» **TASK STATEMENT**
Pick out the lines in the listing below that contain the word "mais" and copy them.

» **DATA FOR THIS EXERCISE**
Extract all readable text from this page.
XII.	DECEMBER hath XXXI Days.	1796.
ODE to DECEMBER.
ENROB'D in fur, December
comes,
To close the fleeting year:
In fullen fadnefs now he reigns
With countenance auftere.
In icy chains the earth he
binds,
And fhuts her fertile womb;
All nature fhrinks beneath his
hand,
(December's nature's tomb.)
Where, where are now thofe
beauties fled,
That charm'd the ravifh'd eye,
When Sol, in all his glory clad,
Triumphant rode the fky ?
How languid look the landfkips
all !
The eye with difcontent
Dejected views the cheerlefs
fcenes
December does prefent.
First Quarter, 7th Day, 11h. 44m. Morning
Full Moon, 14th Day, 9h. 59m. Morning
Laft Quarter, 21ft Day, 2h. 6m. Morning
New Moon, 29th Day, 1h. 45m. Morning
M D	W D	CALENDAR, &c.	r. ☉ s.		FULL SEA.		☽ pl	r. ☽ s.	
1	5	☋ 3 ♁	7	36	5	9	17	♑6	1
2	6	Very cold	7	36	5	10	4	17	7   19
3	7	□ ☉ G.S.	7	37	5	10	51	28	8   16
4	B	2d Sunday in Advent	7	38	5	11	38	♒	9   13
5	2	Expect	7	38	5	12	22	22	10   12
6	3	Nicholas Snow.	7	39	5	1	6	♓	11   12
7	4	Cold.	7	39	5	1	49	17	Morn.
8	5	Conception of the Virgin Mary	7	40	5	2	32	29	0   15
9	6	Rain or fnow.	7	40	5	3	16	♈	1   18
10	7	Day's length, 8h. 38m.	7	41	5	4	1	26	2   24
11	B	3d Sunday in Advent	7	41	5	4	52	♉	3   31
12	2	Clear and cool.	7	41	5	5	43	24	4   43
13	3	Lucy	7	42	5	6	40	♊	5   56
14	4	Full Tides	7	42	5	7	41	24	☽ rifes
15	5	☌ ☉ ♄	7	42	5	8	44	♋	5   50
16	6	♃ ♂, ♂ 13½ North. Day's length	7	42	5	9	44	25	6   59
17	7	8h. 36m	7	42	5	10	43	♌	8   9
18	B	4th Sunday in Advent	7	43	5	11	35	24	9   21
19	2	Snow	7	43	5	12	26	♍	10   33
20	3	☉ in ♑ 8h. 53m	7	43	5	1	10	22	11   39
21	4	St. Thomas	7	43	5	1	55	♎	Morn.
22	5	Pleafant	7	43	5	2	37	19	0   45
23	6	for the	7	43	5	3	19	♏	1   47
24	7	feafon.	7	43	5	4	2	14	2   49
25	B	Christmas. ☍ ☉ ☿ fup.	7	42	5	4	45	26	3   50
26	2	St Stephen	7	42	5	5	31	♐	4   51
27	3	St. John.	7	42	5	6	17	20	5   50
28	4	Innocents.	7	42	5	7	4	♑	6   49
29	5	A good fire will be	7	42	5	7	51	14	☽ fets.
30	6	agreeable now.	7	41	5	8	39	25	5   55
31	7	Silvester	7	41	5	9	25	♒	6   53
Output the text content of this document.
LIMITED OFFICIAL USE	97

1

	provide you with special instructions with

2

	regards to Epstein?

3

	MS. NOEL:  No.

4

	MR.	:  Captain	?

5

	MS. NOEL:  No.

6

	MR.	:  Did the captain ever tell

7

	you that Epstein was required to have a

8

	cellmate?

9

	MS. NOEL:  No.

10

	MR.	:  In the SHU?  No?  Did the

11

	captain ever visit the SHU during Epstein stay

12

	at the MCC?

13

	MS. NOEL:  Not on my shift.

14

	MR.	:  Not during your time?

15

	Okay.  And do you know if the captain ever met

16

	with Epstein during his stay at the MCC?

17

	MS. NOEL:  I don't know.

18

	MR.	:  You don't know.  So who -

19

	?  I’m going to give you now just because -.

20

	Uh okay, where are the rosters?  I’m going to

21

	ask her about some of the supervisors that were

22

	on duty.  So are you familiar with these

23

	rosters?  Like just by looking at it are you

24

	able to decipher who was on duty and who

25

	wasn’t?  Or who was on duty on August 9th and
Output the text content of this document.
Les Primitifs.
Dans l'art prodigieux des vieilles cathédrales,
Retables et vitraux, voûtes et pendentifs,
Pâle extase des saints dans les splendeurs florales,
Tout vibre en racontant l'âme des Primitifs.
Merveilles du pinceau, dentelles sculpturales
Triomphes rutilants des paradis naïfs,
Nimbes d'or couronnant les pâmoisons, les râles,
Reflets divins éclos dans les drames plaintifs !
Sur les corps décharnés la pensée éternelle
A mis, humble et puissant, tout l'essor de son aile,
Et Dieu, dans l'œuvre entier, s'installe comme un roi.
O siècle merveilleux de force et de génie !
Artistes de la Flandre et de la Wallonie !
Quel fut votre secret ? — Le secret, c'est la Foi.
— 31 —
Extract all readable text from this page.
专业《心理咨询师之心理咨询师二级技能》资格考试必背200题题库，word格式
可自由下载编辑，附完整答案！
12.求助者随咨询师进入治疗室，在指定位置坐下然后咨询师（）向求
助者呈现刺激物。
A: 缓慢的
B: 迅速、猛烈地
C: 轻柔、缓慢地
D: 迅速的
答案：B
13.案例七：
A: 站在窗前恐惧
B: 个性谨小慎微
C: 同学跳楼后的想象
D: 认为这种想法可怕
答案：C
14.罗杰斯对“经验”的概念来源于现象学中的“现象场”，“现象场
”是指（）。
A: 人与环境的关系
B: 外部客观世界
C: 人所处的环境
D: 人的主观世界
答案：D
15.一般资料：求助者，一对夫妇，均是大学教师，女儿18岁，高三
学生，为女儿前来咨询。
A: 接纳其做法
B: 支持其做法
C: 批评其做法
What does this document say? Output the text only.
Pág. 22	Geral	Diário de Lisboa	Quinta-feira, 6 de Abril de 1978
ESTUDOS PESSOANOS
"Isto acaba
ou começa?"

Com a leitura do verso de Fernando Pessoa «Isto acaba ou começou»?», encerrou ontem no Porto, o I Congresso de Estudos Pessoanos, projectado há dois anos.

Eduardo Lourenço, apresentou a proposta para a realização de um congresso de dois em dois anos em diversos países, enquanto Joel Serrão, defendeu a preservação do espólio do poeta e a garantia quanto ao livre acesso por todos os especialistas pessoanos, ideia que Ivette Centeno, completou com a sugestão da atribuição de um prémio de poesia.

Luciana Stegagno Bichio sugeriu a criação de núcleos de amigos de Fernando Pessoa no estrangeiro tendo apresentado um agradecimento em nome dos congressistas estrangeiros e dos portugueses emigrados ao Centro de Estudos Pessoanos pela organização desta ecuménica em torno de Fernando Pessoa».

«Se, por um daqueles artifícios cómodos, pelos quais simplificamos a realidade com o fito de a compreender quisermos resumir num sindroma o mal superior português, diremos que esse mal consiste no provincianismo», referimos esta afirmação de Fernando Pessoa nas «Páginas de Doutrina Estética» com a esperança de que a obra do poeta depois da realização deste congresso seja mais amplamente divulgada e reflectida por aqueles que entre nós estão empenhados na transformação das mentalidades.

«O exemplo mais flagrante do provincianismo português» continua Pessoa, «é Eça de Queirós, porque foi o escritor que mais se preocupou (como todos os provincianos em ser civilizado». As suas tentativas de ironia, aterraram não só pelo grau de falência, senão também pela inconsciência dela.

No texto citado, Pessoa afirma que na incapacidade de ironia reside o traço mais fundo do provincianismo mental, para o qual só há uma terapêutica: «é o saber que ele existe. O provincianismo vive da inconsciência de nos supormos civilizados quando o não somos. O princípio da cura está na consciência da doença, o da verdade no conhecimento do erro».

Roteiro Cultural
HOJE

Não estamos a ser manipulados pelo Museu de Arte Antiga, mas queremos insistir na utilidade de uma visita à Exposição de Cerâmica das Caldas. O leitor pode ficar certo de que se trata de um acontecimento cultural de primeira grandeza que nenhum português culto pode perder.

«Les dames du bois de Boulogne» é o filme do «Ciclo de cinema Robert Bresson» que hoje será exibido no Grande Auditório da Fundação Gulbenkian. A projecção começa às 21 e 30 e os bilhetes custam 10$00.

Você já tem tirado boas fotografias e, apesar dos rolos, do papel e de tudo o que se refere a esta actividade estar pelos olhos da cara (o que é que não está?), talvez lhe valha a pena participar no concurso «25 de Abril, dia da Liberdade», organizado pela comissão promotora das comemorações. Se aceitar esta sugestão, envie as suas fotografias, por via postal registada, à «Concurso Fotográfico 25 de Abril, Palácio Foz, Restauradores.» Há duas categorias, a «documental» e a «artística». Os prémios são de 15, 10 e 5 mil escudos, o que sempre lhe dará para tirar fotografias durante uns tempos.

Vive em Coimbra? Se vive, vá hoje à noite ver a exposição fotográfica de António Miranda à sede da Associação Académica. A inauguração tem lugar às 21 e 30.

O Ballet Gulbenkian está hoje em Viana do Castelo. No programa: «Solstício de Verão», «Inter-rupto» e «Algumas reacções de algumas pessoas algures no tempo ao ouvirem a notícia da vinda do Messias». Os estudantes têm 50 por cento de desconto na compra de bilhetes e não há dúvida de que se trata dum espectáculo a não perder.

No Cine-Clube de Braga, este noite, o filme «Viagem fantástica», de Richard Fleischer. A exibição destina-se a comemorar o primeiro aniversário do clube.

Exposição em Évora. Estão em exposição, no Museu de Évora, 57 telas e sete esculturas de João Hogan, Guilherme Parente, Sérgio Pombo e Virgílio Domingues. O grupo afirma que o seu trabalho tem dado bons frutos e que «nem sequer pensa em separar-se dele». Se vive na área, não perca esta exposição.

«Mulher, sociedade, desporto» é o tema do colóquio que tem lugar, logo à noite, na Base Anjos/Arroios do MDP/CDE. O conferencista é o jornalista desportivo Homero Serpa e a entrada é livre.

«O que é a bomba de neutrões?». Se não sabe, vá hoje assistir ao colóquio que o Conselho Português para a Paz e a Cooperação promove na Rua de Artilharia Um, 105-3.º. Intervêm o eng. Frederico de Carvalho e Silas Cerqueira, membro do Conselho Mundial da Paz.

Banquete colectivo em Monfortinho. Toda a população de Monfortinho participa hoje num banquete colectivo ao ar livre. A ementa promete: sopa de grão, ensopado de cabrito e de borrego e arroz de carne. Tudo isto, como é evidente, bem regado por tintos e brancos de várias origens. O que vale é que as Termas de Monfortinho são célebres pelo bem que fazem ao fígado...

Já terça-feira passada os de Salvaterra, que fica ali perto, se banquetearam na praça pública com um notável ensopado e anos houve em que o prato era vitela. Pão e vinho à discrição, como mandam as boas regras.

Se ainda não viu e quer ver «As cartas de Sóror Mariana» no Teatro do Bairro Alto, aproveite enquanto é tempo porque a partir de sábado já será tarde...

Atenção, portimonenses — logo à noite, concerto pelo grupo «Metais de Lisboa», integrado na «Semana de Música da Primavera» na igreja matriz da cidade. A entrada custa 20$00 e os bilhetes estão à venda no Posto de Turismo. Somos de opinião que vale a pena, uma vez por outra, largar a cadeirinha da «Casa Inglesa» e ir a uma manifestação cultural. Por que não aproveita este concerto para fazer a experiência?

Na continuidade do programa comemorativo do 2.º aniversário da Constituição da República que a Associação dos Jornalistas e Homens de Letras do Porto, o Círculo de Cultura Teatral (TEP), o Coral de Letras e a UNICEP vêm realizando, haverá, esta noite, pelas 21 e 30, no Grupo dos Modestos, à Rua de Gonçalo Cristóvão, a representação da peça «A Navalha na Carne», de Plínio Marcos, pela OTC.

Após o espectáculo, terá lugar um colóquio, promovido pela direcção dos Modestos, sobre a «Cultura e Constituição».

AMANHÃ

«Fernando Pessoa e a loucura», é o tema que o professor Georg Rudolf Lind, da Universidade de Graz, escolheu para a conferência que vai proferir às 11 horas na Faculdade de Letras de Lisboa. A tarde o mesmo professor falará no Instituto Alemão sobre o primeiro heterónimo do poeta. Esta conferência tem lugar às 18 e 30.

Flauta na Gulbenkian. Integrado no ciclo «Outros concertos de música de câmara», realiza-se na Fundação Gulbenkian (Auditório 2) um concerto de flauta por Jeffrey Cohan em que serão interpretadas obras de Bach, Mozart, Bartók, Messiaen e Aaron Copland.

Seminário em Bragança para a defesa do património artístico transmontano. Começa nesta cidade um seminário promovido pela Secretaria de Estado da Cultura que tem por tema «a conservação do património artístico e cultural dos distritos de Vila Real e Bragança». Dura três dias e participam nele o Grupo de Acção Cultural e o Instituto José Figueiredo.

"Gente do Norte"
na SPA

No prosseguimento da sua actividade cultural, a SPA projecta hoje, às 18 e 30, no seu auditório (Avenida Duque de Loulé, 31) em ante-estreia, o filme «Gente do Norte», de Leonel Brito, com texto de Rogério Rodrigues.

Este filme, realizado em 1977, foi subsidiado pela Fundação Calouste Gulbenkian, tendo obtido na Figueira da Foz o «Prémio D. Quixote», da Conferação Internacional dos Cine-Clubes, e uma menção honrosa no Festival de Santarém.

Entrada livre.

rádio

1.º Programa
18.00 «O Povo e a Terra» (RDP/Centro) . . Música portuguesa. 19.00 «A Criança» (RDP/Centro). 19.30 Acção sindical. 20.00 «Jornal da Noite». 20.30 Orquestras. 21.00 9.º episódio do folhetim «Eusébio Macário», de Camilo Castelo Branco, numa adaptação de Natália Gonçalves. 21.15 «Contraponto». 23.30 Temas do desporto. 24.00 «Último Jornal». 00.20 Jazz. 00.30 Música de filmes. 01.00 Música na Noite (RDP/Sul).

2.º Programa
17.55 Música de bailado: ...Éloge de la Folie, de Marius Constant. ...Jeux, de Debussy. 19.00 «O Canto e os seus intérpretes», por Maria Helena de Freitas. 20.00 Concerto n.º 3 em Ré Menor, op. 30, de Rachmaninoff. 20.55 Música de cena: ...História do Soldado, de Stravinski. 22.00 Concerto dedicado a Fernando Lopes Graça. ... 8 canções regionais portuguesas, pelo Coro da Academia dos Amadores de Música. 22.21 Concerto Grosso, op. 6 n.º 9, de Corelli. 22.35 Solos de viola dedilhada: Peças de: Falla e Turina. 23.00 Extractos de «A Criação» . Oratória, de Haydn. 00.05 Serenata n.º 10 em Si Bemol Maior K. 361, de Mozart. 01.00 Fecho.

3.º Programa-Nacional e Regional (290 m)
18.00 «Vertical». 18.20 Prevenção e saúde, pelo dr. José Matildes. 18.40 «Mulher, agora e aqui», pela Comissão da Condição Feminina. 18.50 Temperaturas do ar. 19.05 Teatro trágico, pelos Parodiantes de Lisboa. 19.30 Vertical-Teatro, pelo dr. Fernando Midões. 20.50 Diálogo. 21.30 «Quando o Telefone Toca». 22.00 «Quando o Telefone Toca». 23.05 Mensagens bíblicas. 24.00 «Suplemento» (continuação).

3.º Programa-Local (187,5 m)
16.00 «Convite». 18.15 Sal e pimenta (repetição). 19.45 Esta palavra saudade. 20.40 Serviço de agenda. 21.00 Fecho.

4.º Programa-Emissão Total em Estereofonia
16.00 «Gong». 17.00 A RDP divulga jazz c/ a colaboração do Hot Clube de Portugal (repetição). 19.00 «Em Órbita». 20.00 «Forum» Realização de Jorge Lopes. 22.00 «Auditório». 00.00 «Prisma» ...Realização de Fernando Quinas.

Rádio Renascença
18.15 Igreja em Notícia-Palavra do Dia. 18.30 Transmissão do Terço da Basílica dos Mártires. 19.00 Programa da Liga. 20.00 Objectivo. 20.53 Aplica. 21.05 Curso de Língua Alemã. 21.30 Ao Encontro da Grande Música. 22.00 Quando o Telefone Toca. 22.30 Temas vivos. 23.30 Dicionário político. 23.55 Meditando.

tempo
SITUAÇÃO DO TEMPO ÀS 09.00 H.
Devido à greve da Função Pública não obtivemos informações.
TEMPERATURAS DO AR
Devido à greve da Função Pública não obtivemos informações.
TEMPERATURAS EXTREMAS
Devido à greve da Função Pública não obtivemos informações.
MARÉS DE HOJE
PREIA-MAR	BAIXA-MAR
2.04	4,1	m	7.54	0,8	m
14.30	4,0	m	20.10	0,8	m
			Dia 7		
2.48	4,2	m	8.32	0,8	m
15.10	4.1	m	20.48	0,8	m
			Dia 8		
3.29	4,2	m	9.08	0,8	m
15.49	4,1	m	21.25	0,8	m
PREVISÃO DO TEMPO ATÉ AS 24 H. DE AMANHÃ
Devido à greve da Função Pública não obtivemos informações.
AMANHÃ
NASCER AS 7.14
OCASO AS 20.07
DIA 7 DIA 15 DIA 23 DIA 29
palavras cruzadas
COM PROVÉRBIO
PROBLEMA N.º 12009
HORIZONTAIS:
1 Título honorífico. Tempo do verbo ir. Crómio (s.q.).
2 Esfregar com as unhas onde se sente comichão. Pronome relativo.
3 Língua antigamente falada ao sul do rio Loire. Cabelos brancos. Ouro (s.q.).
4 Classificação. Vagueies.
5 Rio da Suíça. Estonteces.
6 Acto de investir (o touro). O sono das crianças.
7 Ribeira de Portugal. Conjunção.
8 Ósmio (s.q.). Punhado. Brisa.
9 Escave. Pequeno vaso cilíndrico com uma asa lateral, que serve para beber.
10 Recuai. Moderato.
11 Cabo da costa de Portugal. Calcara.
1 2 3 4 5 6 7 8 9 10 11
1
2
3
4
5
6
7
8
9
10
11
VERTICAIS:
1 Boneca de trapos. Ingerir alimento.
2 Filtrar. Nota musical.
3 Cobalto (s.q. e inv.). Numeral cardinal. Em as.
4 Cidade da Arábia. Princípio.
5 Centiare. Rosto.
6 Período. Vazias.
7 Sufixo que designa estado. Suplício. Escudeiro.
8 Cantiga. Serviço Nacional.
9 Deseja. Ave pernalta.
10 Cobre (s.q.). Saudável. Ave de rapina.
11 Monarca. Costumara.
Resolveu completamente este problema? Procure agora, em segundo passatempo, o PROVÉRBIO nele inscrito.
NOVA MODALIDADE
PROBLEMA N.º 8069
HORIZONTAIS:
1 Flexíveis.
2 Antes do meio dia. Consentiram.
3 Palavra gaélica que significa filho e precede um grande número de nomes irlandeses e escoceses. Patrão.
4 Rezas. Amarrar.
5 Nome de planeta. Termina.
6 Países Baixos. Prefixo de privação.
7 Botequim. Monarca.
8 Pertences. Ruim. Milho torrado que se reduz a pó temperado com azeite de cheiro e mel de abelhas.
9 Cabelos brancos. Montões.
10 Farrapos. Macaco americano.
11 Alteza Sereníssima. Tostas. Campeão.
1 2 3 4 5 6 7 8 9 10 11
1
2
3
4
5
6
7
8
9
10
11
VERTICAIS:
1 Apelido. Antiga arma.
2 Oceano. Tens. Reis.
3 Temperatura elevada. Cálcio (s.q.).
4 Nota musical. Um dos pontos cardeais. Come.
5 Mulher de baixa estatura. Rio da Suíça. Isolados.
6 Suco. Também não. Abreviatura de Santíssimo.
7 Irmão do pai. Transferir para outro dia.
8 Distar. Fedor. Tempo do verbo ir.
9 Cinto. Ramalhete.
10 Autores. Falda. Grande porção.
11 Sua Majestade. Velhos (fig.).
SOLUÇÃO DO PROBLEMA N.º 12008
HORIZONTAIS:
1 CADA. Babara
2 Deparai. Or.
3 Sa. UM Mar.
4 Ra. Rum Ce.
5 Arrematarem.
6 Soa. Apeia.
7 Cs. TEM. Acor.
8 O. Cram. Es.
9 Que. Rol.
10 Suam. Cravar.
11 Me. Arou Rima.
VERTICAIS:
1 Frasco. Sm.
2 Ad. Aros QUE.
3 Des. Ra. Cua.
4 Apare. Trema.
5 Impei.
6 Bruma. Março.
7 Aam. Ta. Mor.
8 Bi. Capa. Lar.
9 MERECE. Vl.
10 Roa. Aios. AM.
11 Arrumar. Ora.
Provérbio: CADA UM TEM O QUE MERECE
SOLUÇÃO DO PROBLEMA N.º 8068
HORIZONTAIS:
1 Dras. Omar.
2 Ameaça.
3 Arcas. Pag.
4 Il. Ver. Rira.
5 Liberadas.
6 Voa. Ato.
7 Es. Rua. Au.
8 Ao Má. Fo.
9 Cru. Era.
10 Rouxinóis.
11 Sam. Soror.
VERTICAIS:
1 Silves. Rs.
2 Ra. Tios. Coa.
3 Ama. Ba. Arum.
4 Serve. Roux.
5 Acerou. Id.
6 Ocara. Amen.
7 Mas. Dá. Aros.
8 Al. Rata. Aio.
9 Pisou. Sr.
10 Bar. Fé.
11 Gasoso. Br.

» **IN RESPONSE**
«Se, por um daqueles artifícios cómodos, pelos quais simplificamos a realidade com o fito de a compreender quisermos resumir num sindroma o mal superior português, diremos que esse mal consiste no provincianismo», referimos esta afirmação de Fernando Pessoa nas «Páginas de Doutrina Estética» com a esperança de que a obra do poeta depois da realização deste congresso seja mais amplamente divulgada e reflectida por aqueles que entre nós estão empenhados na transformação das mentalidades.
«O exemplo mais flagrante do provincianismo português» continua Pessoa, «é Eça de Queirós, porque foi o escritor que mais se preocupou (como todos os provincianos em ser civilizado». As suas tentativas de ironia, aterraram não só pelo grau de falência, senão também pela inconsciência dela.
No texto citado, Pessoa afirma que na incapacidade de ironia reside o traço mais fundo do provincianismo mental, para o qual só há uma terapêutica: «é o saber que ele existe. O provincianismo vive da inconsciência de nos supormos civilizados quando o não somos. O princípio da cura está na consciência da doença, o da verdade no conhecimento do erro».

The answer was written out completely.